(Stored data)
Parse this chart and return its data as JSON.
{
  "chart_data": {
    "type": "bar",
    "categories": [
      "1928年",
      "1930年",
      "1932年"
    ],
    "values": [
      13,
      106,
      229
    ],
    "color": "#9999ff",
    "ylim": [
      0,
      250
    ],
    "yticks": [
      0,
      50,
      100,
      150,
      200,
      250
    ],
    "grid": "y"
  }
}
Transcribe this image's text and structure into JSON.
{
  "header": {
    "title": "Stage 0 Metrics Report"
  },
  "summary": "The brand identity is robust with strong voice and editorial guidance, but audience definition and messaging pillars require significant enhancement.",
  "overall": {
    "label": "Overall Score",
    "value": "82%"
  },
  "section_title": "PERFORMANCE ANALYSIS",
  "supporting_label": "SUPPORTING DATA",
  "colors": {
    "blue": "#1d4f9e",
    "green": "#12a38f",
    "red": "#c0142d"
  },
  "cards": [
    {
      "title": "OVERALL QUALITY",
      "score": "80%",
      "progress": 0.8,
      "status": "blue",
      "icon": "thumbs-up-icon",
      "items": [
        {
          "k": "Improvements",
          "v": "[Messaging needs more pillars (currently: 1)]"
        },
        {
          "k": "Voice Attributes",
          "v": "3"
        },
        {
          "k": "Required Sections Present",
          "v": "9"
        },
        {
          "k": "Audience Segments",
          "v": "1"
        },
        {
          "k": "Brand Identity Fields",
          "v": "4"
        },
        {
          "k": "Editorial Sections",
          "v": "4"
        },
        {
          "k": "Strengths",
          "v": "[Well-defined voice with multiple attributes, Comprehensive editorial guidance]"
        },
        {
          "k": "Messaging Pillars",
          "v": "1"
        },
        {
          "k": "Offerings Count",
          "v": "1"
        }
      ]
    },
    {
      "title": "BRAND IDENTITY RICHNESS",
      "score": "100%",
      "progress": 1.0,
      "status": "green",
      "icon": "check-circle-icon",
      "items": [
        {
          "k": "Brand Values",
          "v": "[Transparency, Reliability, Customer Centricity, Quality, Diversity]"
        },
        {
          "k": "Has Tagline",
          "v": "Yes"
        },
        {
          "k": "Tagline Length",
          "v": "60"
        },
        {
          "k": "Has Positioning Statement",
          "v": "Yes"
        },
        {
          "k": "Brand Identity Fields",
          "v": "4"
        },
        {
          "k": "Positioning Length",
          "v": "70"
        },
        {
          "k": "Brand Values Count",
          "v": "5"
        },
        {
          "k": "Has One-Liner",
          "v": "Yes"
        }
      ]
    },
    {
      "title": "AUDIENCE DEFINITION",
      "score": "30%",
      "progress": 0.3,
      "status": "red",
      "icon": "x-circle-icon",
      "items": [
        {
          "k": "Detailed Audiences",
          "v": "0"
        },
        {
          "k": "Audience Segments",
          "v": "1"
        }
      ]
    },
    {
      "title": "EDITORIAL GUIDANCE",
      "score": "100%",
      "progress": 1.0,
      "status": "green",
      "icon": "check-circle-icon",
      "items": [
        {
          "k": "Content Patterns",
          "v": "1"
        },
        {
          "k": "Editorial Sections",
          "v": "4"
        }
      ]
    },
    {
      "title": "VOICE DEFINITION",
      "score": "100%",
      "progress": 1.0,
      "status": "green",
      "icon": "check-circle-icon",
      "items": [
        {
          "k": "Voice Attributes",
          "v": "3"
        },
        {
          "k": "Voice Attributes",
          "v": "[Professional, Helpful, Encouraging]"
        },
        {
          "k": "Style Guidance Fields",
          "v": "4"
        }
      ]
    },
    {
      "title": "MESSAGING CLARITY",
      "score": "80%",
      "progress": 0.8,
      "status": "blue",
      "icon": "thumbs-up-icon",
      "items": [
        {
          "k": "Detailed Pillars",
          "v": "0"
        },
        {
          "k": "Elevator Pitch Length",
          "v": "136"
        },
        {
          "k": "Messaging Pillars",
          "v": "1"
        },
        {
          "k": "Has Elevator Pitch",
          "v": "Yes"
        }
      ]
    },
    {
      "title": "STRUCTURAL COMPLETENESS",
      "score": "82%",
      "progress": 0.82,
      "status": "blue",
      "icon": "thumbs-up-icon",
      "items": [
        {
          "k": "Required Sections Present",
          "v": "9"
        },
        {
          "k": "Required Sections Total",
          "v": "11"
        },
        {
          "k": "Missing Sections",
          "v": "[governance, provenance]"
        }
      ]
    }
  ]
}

▸ **CHALLENGE**: Copy out each line in the listing that has the word "JSON".

▸ **SOLUTION**:
Parse this chart and return its data as JSON.
Transcribe this image's text and structure into JSON.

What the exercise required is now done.